What to do: Write out the data below exactly as given, without any of its pictures.

Dataset items:
· · · ·

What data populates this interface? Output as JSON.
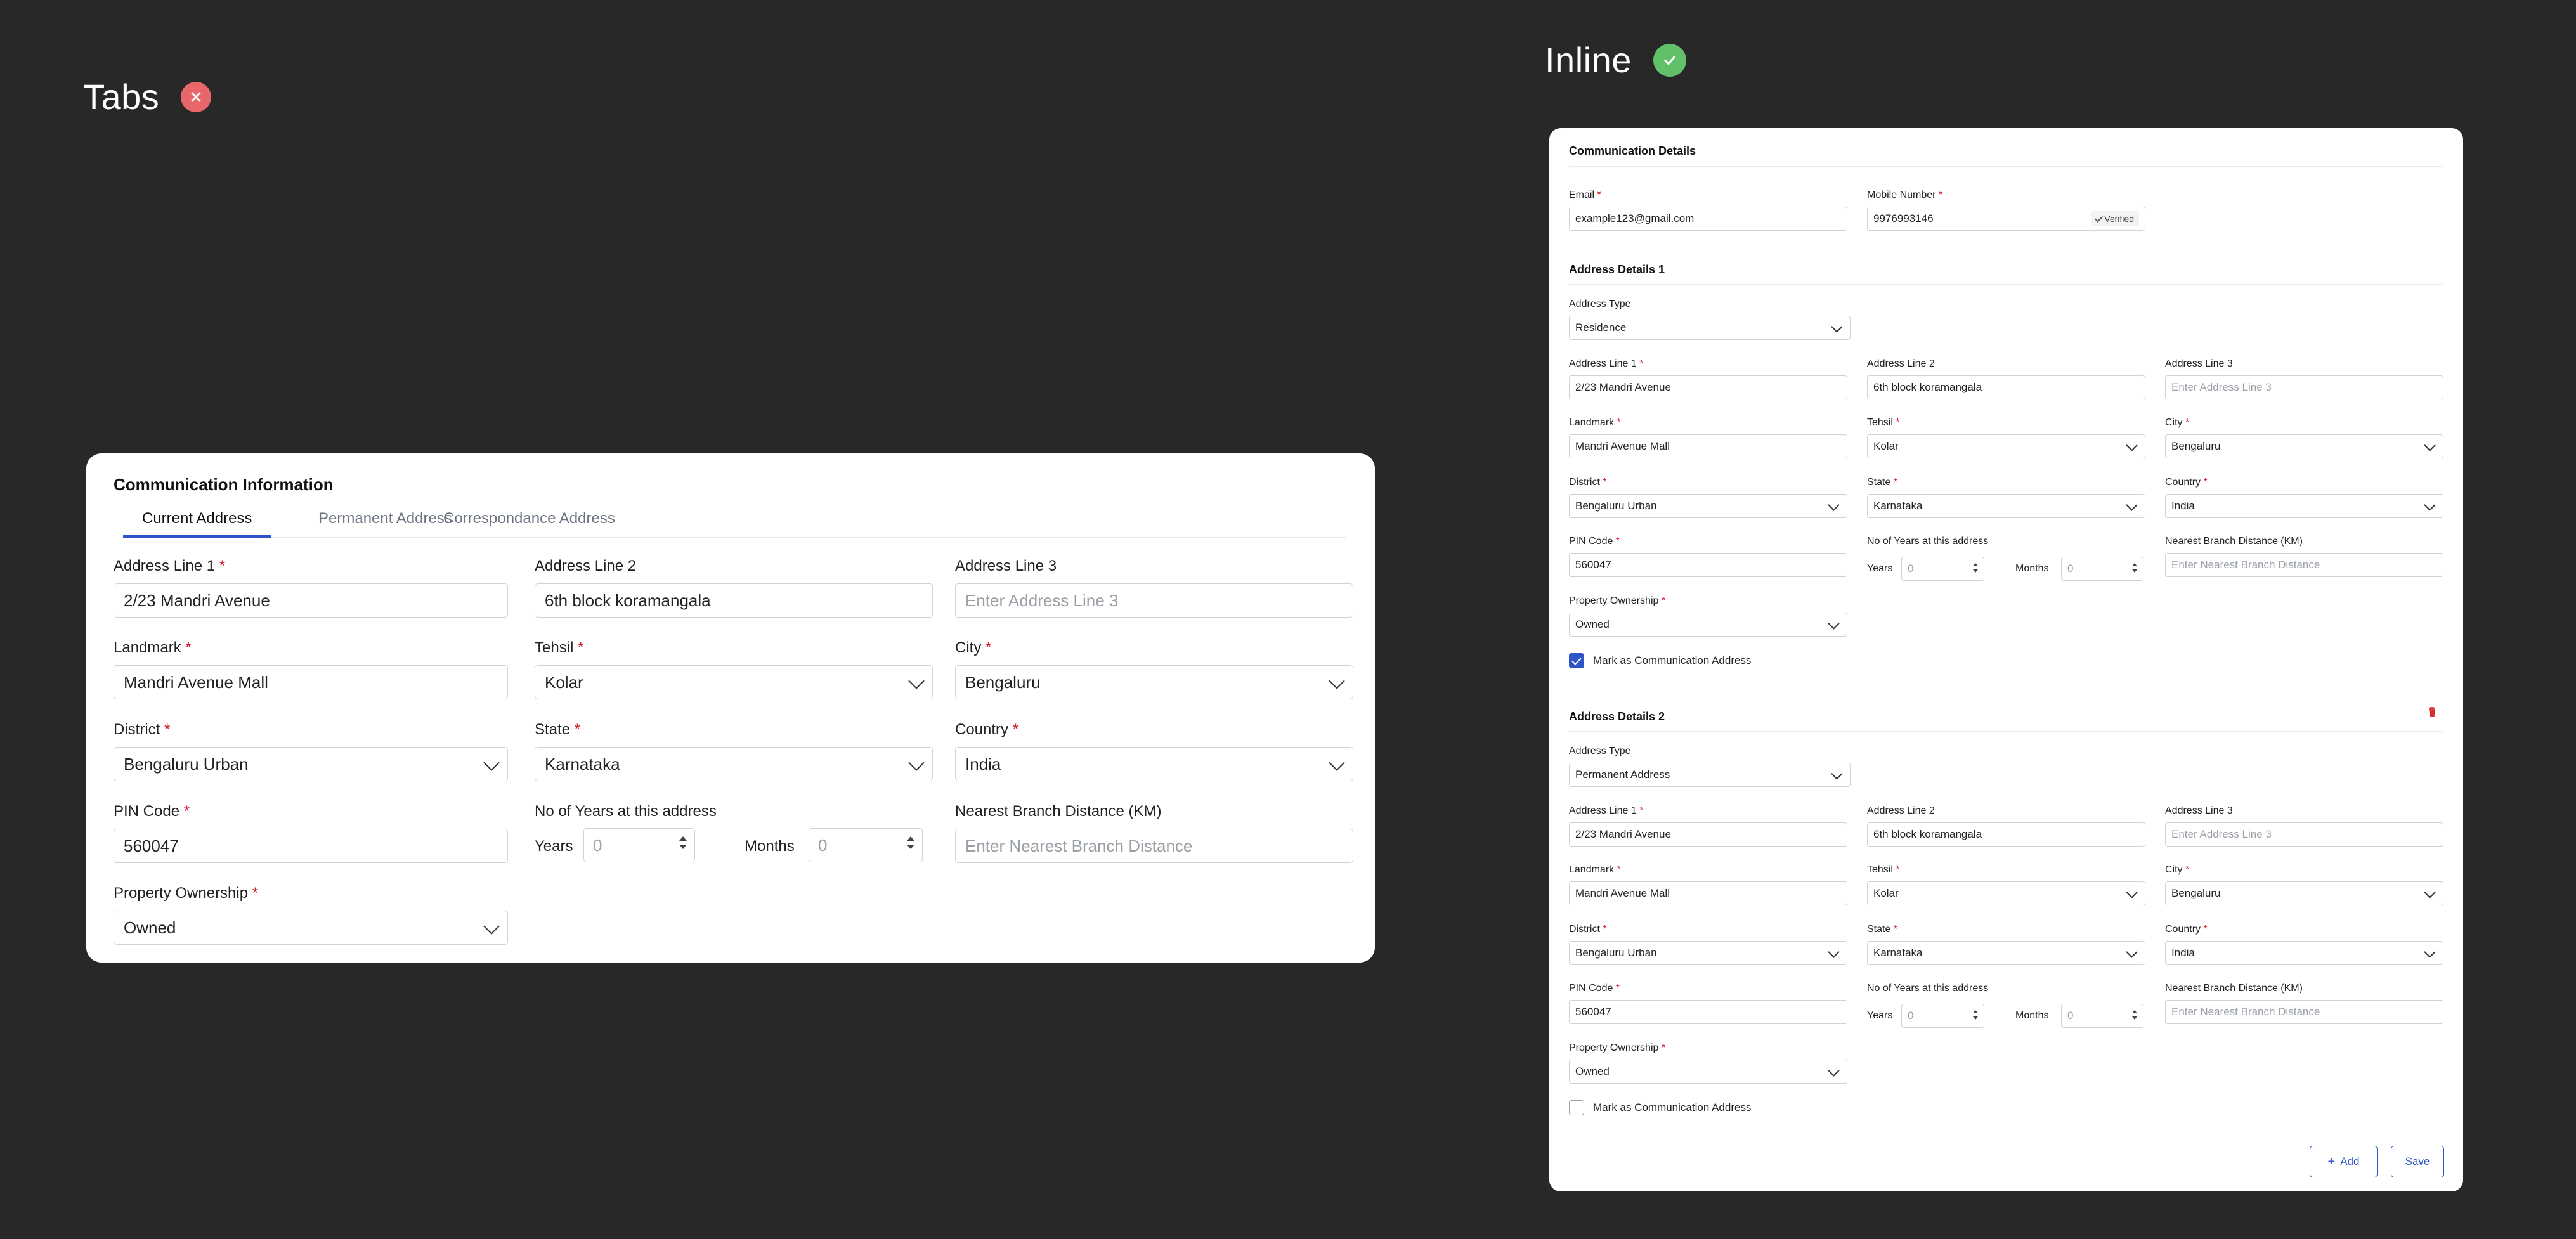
{
  "tabs_heading": {
    "title": "Tabs",
    "status_icon": "x-icon",
    "status_color": "#e8676a"
  },
  "inline_heading": {
    "title": "Inline",
    "status_icon": "check-icon",
    "status_color": "#62c06b"
  },
  "tabs_card": {
    "title": "Communication Information",
    "tabs": [
      "Current Address",
      "Permanent Address",
      "Correspondance Address"
    ],
    "active_tab": "Current Address",
    "accent_color": "#2e55c8",
    "fields": {
      "address_line_1": {
        "label": "Address Line 1",
        "value": "2/23 Mandri Avenue"
      },
      "address_line_2": {
        "label": "Address Line 2",
        "value": "6th block koramangala"
      },
      "address_line_3": {
        "label": "Address Line 3",
        "placeholder": "Enter Address Line 3"
      },
      "landmark": {
        "label": "Landmark",
        "value": "Mandri Avenue Mall"
      },
      "tehsil": {
        "label": "Tehsil",
        "value": "Kolar"
      },
      "city": {
        "label": "City",
        "value": "Bengaluru"
      },
      "district": {
        "label": "District",
        "value": "Bengaluru Urban"
      },
      "state": {
        "label": "State",
        "value": "Karnataka"
      },
      "country": {
        "label": "Country",
        "value": "India"
      },
      "pin_code": {
        "label": "PIN Code",
        "value": "560047"
      },
      "years_at_address": {
        "label": "No of Years at this address",
        "years_label": "Years",
        "years_placeholder": "0",
        "months_label": "Months",
        "months_placeholder": "0"
      },
      "branch_distance": {
        "label": "Nearest Branch Distance (KM)",
        "placeholder": "Enter Nearest Branch Distance"
      },
      "property_ownership": {
        "label": "Property Ownership",
        "value": "Owned"
      }
    }
  },
  "inline_card": {
    "communication": {
      "title": "Communication Details",
      "email": {
        "label": "Email",
        "value": "example123@gmail.com"
      },
      "mobile": {
        "label": "Mobile Number",
        "value": "9976993146",
        "badge": "Verified"
      }
    },
    "address_1": {
      "title": "Address Details 1",
      "address_type": {
        "label": "Address Type",
        "value": "Residence"
      },
      "address_line_1": {
        "label": "Address Line 1",
        "value": "2/23 Mandri Avenue"
      },
      "address_line_2": {
        "label": "Address Line 2",
        "value": "6th block koramangala"
      },
      "address_line_3": {
        "label": "Address Line 3",
        "placeholder": "Enter Address Line 3"
      },
      "landmark": {
        "label": "Landmark",
        "value": "Mandri Avenue Mall"
      },
      "tehsil": {
        "label": "Tehsil",
        "value": "Kolar"
      },
      "city": {
        "label": "City",
        "value": "Bengaluru"
      },
      "district": {
        "label": "District",
        "value": "Bengaluru Urban"
      },
      "state": {
        "label": "State",
        "value": "Karnataka"
      },
      "country": {
        "label": "Country",
        "value": "India"
      },
      "pin_code": {
        "label": "PIN Code",
        "value": "560047"
      },
      "years_at_address": {
        "label": "No of Years at this address",
        "years_label": "Years",
        "years_placeholder": "0",
        "months_label": "Months",
        "months_placeholder": "0"
      },
      "branch_distance": {
        "label": "Nearest Branch Distance (KM)",
        "placeholder": "Enter Nearest Branch Distance"
      },
      "property_ownership": {
        "label": "Property Ownership",
        "value": "Owned"
      },
      "mark_communication": {
        "label": "Mark as Communication Address",
        "checked": true
      }
    },
    "address_2": {
      "title": "Address Details 2",
      "delete_icon": "trash-icon",
      "delete_color": "#d92d2d",
      "address_type": {
        "label": "Address Type",
        "value": "Permanent Address"
      },
      "address_line_1": {
        "label": "Address Line 1",
        "value": "2/23 Mandri Avenue"
      },
      "address_line_2": {
        "label": "Address Line 2",
        "value": "6th block koramangala"
      },
      "address_line_3": {
        "label": "Address Line 3",
        "placeholder": "Enter Address Line 3"
      },
      "landmark": {
        "label": "Landmark",
        "value": "Mandri Avenue Mall"
      },
      "tehsil": {
        "label": "Tehsil",
        "value": "Kolar"
      },
      "city": {
        "label": "City",
        "value": "Bengaluru"
      },
      "district": {
        "label": "District",
        "value": "Bengaluru Urban"
      },
      "state": {
        "label": "State",
        "value": "Karnataka"
      },
      "country": {
        "label": "Country",
        "value": "India"
      },
      "pin_code": {
        "label": "PIN Code",
        "value": "560047"
      },
      "years_at_address": {
        "label": "No of Years at this address",
        "years_label": "Years",
        "years_placeholder": "0",
        "months_label": "Months",
        "months_placeholder": "0"
      },
      "branch_distance": {
        "label": "Nearest Branch Distance (KM)",
        "placeholder": "Enter Nearest Branch Distance"
      },
      "property_ownership": {
        "label": "Property Ownership",
        "value": "Owned"
      },
      "mark_communication": {
        "label": "Mark as Communication Address",
        "checked": false
      }
    },
    "actions": {
      "add_label": "Add",
      "save_label": "Save"
    }
  }
}
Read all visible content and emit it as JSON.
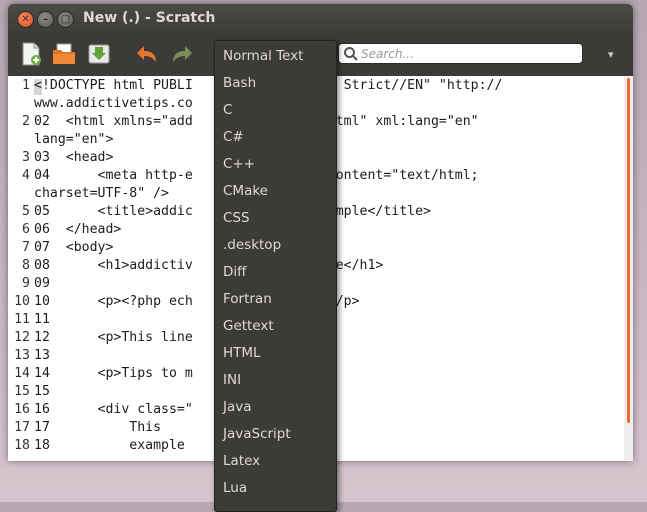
{
  "window": {
    "title": "New (.) - Scratch"
  },
  "toolbar": {
    "new_icon": "new-document-icon",
    "open_icon": "open-folder-icon",
    "save_icon": "save-download-icon",
    "undo_icon": "undo-arrow-icon",
    "redo_icon": "redo-arrow-icon",
    "search_placeholder": "Search...",
    "menu_arrow": "▾"
  },
  "editor": {
    "lines": [
      {
        "n": "1",
        "text": "<!DOCTYPE html PUBLI       0 XHTML 1.0 Strict//EN\" \"http://"
      },
      {
        "n": "",
        "text": "www.addictivetips.co"
      },
      {
        "n": "2",
        "text": "02  <html xmlns=\"add         n/2011/xhtml\" xml:lang=\"en\""
      },
      {
        "n": "",
        "text": "lang=\"en\">"
      },
      {
        "n": "3",
        "text": "03  <head>"
      },
      {
        "n": "4",
        "text": "04      <meta http-e          -Type\" content=\"text/html;"
      },
      {
        "n": "",
        "text": "charset=UTF-8\" />"
      },
      {
        "n": "5",
        "text": "05      <title>addic          Code Example</title>"
      },
      {
        "n": "6",
        "text": "06  </head>"
      },
      {
        "n": "7",
        "text": "07  <body>"
      },
      {
        "n": "8",
        "text": "08      <h1>addictiv          e Example</h1>"
      },
      {
        "n": "9",
        "text": "09"
      },
      {
        "n": "10",
        "text": "10      <p><?php ech          d!'; ?></p>"
      },
      {
        "n": "11",
        "text": "11"
      },
      {
        "n": "12",
        "text": "12      <p>This line          ed.</p>"
      },
      {
        "n": "13",
        "text": "13"
      },
      {
        "n": "14",
        "text": "14      <p>Tips to m          er.</p>"
      },
      {
        "n": "15",
        "text": "15"
      },
      {
        "n": "16",
        "text": "16      <div class=\""
      },
      {
        "n": "17",
        "text": "17          This"
      },
      {
        "n": "18",
        "text": "18          example"
      }
    ]
  },
  "menu": {
    "items": [
      "Normal Text",
      "Bash",
      "C",
      "C#",
      "C++",
      "CMake",
      "CSS",
      ".desktop",
      "Diff",
      "Fortran",
      "Gettext",
      "HTML",
      "INI",
      "Java",
      "JavaScript",
      "Latex",
      "Lua"
    ]
  },
  "colors": {
    "accent": "#ee6a2d",
    "chrome": "#3c3b37",
    "close_button": "#e0561f"
  }
}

· · · ·

Task result:
What data populates this interface? Output as JSON.
{
  "tabs_heading": {
    "title": "Tabs",
    "status_icon": "x-icon",
    "status_color": "#e8676a"
  },
  "inline_heading": {
    "title": "Inline",
    "status_icon": "check-icon",
    "status_color": "#62c06b"
  },
  "tabs_card": {
    "title": "Communication Information",
    "tabs": [
      "Current Address",
      "Permanent Address",
      "Correspondance Address"
    ],
    "active_tab": "Current Address",
    "accent_color": "#2e55c8",
    "fields": {
      "address_line_1": {
        "label": "Address Line 1",
        "value": "2/23 Mandri Avenue"
      },
      "address_line_2": {
        "label": "Address Line 2",
        "value": "6th block koramangala"
      },
      "address_line_3": {
        "label": "Address Line 3",
        "placeholder": "Enter Address Line 3"
      },
      "landmark": {
        "label": "Landmark",
        "value": "Mandri Avenue Mall"
      },
      "tehsil": {
        "label": "Tehsil",
        "value": "Kolar"
      },
      "city": {
        "label": "City",
        "value": "Bengaluru"
      },
      "district": {
        "label": "District",
        "value": "Bengaluru Urban"
      },
      "state": {
        "label": "State",
        "value": "Karnataka"
      },
      "country": {
        "label": "Country",
        "value": "India"
      },
      "pin_code": {
        "label": "PIN Code",
        "value": "560047"
      },
      "years_at_address": {
        "label": "No of Years at this address",
        "years_label": "Years",
        "years_placeholder": "0",
        "months_label": "Months",
        "months_placeholder": "0"
      },
      "branch_distance": {
        "label": "Nearest Branch Distance (KM)",
        "placeholder": "Enter Nearest Branch Distance"
      },
      "property_ownership": {
        "label": "Property Ownership",
        "value": "Owned"
      }
    }
  },
  "inline_card": {
    "communication": {
      "title": "Communication Details",
      "email": {
        "label": "Email",
        "value": "example123@gmail.com"
      },
      "mobile": {
        "label": "Mobile Number",
        "value": "9976993146",
        "badge": "Verified"
      }
    },
    "address_1": {
      "title": "Address Details 1",
      "address_type": {
        "label": "Address Type",
        "value": "Residence"
      },
      "address_line_1": {
        "label": "Address Line 1",
        "value": "2/23 Mandri Avenue"
      },
      "address_line_2": {
        "label": "Address Line 2",
        "value": "6th block koramangala"
      },
      "address_line_3": {
        "label": "Address Line 3",
        "placeholder": "Enter Address Line 3"
      },
      "landmark": {
        "label": "Landmark",
        "value": "Mandri Avenue Mall"
      },
      "tehsil": {
        "label": "Tehsil",
        "value": "Kolar"
      },
      "city": {
        "label": "City",
        "value": "Bengaluru"
      },
      "district": {
        "label": "District",
        "value": "Bengaluru Urban"
      },
      "state": {
        "label": "State",
        "value": "Karnataka"
      },
      "country": {
        "label": "Country",
        "value": "India"
      },
      "pin_code": {
        "label": "PIN Code",
        "value": "560047"
      },
      "years_at_address": {
        "label": "No of Years at this address",
        "years_label": "Years",
        "years_placeholder": "0",
        "months_label": "Months",
        "months_placeholder": "0"
      },
      "branch_distance": {
        "label": "Nearest Branch Distance (KM)",
        "placeholder": "Enter Nearest Branch Distance"
      },
      "property_ownership": {
        "label": "Property Ownership",
        "value": "Owned"
      },
      "mark_communication": {
        "label": "Mark as Communication Address",
        "checked": true
      }
    },
    "address_2": {
      "title": "Address Details 2",
      "delete_icon": "trash-icon",
      "delete_color": "#d92d2d",
      "address_type": {
        "label": "Address Type",
        "value": "Permanent Address"
      },
      "address_line_1": {
        "label": "Address Line 1",
        "value": "2/23 Mandri Avenue"
      },
      "address_line_2": {
        "label": "Address Line 2",
        "value": "6th block koramangala"
      },
      "address_line_3": {
        "label": "Address Line 3",
        "placeholder": "Enter Address Line 3"
      },
      "landmark": {
        "label": "Landmark",
        "value": "Mandri Avenue Mall"
      },
      "tehsil": {
        "label": "Tehsil",
        "value": "Kolar"
      },
      "city": {
        "label": "City",
        "value": "Bengaluru"
      },
      "district": {
        "label": "District",
        "value": "Bengaluru Urban"
      },
      "state": {
        "label": "State",
        "value": "Karnataka"
      },
      "country": {
        "label": "Country",
        "value": "India"
      },
      "pin_code": {
        "label": "PIN Code",
        "value": "560047"
      },
      "years_at_address": {
        "label": "No of Years at this address",
        "years_label": "Years",
        "years_placeholder": "0",
        "months_label": "Months",
        "months_placeholder": "0"
      },
      "branch_distance": {
        "label": "Nearest Branch Distance (KM)",
        "placeholder": "Enter Nearest Branch Distance"
      },
      "property_ownership": {
        "label": "Property Ownership",
        "value": "Owned"
      },
      "mark_communication": {
        "label": "Mark as Communication Address",
        "checked": false
      }
    },
    "actions": {
      "add_label": "Add",
      "save_label": "Save"
    }
  }
}
Read all visible content and emit it as JSON.
{
  "window": {
    "title": "New (.) - Scratch"
  },
  "toolbar": {
    "new_icon": "new-document-icon",
    "open_icon": "open-folder-icon",
    "save_icon": "save-download-icon",
    "undo_icon": "undo-arrow-icon",
    "redo_icon": "redo-arrow-icon",
    "search_placeholder": "Search...",
    "menu_arrow": "▾"
  },
  "editor": {
    "lines": [
      {
        "n": "1",
        "text": "<!DOCTYPE html PUBLI       0 XHTML 1.0 Strict//EN\" \"http://"
      },
      {
        "n": "",
        "text": "www.addictivetips.co"
      },
      {
        "n": "2",
        "text": "02  <html xmlns=\"add         n/2011/xhtml\" xml:lang=\"en\""
      },
      {
        "n": "",
        "text": "lang=\"en\">"
      },
      {
        "n": "3",
        "text": "03  <head>"
      },
      {
        "n": "4",
        "text": "04      <meta http-e          -Type\" content=\"text/html;"
      },
      {
        "n": "",
        "text": "charset=UTF-8\" />"
      },
      {
        "n": "5",
        "text": "05      <title>addic          Code Example</title>"
      },
      {
        "n": "6",
        "text": "06  </head>"
      },
      {
        "n": "7",
        "text": "07  <body>"
      },
      {
        "n": "8",
        "text": "08      <h1>addictiv          e Example</h1>"
      },
      {
        "n": "9",
        "text": "09"
      },
      {
        "n": "10",
        "text": "10      <p><?php ech          d!'; ?></p>"
      },
      {
        "n": "11",
        "text": "11"
      },
      {
        "n": "12",
        "text": "12      <p>This line          ed.</p>"
      },
      {
        "n": "13",
        "text": "13"
      },
      {
        "n": "14",
        "text": "14      <p>Tips to m          er.</p>"
      },
      {
        "n": "15",
        "text": "15"
      },
      {
        "n": "16",
        "text": "16      <div class=\""
      },
      {
        "n": "17",
        "text": "17          This"
      },
      {
        "n": "18",
        "text": "18          example"
      }
    ]
  },
  "menu": {
    "items": [
      "Normal Text",
      "Bash",
      "C",
      "C#",
      "C++",
      "CMake",
      "CSS",
      ".desktop",
      "Diff",
      "Fortran",
      "Gettext",
      "HTML",
      "INI",
      "Java",
      "JavaScript",
      "Latex",
      "Lua"
    ]
  },
  "colors": {
    "accent": "#ee6a2d",
    "chrome": "#3c3b37",
    "close_button": "#e0561f"
  }
}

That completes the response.